## Objective
Copy out exactly the lines from the one containing "Read all visible content and emit it as JSON." to the end of the records below, both included, and nothing else.

[START]

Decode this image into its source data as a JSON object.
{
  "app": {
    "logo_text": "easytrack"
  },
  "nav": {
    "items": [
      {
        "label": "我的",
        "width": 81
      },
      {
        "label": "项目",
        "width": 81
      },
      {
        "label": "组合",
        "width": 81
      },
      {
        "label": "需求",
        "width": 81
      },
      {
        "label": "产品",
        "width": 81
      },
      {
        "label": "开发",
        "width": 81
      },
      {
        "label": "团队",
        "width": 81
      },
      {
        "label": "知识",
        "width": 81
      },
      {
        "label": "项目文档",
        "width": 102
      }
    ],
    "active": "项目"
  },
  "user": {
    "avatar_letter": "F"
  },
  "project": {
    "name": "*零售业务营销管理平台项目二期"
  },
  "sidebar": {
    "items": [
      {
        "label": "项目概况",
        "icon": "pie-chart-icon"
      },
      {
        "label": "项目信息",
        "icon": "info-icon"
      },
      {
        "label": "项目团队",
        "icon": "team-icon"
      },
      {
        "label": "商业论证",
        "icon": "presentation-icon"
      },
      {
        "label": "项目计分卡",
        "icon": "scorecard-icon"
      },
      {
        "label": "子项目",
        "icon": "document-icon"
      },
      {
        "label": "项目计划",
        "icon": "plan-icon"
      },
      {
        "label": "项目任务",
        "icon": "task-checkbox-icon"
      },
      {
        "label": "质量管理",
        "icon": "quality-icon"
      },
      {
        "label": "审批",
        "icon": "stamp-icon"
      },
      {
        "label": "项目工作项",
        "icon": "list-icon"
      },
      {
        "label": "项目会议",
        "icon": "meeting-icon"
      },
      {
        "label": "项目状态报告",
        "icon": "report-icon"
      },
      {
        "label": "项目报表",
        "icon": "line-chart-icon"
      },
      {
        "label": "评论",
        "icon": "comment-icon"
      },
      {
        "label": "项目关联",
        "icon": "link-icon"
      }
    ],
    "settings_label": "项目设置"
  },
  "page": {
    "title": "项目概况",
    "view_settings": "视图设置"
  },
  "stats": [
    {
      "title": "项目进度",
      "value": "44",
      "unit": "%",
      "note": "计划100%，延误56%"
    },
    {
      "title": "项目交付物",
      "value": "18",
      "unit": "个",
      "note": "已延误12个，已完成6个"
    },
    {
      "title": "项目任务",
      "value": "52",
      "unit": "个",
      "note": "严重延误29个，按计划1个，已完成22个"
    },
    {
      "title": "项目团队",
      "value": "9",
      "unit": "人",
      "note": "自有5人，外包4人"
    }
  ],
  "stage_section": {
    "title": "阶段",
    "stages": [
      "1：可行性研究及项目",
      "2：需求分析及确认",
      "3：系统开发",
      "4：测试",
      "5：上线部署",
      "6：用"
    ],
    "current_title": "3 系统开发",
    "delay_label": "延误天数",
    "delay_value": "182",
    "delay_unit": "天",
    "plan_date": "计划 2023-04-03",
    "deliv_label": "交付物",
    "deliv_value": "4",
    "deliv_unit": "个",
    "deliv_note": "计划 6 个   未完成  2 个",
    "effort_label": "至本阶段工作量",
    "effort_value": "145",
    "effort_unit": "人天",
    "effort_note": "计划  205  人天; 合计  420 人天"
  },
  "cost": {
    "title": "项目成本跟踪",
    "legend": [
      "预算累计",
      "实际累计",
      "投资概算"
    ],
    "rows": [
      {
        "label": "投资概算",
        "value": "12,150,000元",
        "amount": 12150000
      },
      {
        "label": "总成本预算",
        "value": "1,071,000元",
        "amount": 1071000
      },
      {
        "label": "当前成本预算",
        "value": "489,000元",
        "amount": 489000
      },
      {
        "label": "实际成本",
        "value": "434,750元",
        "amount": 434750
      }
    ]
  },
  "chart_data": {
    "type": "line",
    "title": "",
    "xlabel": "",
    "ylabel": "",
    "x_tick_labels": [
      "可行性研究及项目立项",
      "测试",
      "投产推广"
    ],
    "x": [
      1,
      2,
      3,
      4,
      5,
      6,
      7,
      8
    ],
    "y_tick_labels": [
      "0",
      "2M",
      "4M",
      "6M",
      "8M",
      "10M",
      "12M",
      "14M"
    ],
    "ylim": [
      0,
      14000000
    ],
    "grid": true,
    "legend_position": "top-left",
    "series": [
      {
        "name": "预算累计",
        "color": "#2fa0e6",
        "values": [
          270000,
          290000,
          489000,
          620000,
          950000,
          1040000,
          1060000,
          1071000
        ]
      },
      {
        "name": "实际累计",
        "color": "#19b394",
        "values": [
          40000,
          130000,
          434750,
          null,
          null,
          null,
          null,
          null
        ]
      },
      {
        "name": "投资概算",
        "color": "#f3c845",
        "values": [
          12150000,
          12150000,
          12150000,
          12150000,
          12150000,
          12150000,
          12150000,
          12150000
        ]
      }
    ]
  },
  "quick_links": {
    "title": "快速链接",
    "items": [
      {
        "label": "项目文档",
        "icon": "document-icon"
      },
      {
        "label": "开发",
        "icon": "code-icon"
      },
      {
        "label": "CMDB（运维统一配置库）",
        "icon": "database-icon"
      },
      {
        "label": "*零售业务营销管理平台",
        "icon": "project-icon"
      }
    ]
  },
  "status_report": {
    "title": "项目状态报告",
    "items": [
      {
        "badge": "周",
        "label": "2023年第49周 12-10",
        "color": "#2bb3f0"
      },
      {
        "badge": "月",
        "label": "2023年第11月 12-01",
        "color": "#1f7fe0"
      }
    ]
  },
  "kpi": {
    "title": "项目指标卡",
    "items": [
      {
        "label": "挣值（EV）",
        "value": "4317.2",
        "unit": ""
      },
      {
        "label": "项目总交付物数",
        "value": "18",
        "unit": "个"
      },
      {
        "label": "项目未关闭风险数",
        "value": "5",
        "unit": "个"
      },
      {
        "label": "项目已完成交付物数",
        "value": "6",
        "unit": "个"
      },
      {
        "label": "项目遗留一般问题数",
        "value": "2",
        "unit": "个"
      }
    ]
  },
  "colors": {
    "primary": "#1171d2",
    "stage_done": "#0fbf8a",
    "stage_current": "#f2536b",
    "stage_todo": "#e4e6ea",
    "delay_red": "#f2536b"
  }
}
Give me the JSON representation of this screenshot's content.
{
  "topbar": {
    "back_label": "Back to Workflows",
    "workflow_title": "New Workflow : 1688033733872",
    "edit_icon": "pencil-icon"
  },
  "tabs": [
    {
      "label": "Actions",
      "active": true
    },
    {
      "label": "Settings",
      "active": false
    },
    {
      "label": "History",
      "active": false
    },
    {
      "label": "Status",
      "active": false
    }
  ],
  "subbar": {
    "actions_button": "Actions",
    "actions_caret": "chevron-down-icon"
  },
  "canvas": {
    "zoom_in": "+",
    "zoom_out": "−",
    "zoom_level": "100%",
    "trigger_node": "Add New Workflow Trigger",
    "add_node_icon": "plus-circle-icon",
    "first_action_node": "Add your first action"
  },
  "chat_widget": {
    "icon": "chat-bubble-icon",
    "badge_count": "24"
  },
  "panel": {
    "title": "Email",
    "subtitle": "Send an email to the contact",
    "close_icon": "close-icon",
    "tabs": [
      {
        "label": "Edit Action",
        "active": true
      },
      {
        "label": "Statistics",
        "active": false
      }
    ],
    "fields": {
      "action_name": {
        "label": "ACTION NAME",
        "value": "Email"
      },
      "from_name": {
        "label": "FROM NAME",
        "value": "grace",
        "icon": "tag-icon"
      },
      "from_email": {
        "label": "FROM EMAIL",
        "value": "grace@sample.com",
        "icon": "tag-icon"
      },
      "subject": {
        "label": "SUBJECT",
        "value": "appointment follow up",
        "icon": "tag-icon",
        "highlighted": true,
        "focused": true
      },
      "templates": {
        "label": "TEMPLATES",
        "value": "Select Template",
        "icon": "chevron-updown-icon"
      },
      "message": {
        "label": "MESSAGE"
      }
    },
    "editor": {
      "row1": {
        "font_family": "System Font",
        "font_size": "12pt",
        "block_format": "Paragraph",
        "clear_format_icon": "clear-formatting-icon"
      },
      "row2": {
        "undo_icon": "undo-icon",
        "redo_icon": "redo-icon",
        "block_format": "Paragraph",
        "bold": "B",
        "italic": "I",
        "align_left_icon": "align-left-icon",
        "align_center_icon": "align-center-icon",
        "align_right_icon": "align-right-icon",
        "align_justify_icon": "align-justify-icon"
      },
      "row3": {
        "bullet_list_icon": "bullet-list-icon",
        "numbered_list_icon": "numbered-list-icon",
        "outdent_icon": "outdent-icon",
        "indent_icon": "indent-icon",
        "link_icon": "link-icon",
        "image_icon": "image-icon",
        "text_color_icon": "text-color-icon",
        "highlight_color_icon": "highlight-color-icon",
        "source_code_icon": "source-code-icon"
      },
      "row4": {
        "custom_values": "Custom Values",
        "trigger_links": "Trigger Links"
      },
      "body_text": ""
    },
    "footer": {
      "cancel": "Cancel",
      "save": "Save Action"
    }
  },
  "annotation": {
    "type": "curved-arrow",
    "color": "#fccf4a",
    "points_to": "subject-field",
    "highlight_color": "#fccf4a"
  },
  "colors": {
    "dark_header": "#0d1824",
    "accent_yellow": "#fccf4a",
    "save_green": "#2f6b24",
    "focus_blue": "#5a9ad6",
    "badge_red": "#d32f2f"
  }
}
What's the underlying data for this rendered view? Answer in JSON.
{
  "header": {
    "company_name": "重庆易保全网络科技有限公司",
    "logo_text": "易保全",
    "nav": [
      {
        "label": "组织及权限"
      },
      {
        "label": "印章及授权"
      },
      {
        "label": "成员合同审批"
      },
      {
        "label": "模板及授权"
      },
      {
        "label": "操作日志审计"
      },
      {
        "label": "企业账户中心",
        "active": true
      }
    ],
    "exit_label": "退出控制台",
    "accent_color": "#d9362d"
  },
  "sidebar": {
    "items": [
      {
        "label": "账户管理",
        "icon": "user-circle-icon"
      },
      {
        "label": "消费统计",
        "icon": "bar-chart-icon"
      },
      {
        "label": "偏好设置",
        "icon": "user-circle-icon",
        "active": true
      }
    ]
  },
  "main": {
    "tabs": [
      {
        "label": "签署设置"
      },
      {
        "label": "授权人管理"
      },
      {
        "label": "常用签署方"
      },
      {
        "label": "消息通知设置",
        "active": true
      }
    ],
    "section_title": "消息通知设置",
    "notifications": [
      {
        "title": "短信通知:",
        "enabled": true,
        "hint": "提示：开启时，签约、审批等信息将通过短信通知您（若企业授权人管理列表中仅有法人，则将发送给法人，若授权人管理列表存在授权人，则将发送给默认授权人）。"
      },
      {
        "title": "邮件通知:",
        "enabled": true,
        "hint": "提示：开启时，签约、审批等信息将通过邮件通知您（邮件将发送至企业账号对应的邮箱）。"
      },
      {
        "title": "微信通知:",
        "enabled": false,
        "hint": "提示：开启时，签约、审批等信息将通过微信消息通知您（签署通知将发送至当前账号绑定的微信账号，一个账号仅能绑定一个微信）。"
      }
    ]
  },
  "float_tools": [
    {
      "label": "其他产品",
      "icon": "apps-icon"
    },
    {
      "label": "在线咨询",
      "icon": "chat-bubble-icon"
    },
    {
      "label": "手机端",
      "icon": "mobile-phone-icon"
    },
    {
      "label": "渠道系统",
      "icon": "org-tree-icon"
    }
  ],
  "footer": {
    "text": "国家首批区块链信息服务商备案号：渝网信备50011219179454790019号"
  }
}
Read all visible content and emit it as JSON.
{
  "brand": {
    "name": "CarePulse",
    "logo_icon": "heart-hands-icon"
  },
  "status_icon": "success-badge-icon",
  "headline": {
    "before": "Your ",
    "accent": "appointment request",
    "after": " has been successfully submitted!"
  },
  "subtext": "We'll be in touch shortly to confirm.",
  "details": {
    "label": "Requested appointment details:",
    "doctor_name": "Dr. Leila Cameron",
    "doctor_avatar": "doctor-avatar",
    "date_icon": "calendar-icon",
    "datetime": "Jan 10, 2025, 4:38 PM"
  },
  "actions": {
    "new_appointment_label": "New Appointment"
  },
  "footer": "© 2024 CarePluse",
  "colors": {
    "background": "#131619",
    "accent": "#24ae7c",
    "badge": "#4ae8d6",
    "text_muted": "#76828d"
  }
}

[END]

## Expected output
Read all visible content and emit it as JSON.
{
  "brand": {
    "name": "CarePulse",
    "logo_icon": "heart-hands-icon"
  },
  "status_icon": "success-badge-icon",
  "headline": {
    "before": "Your ",
    "accent": "appointment request",
    "after": " has been successfully submitted!"
  },
  "subtext": "We'll be in touch shortly to confirm.",
  "details": {
    "label": "Requested appointment details:",
    "doctor_name": "Dr. Leila Cameron",
    "doctor_avatar": "doctor-avatar",
    "date_icon": "calendar-icon",
    "datetime": "Jan 10, 2025, 4:38 PM"
  },
  "actions": {
    "new_appointment_label": "New Appointment"
  },
  "footer": "© 2024 CarePluse",
  "colors": {
    "background": "#131619",
    "accent": "#24ae7c",
    "badge": "#4ae8d6",
    "text_muted": "#76828d"
  }
}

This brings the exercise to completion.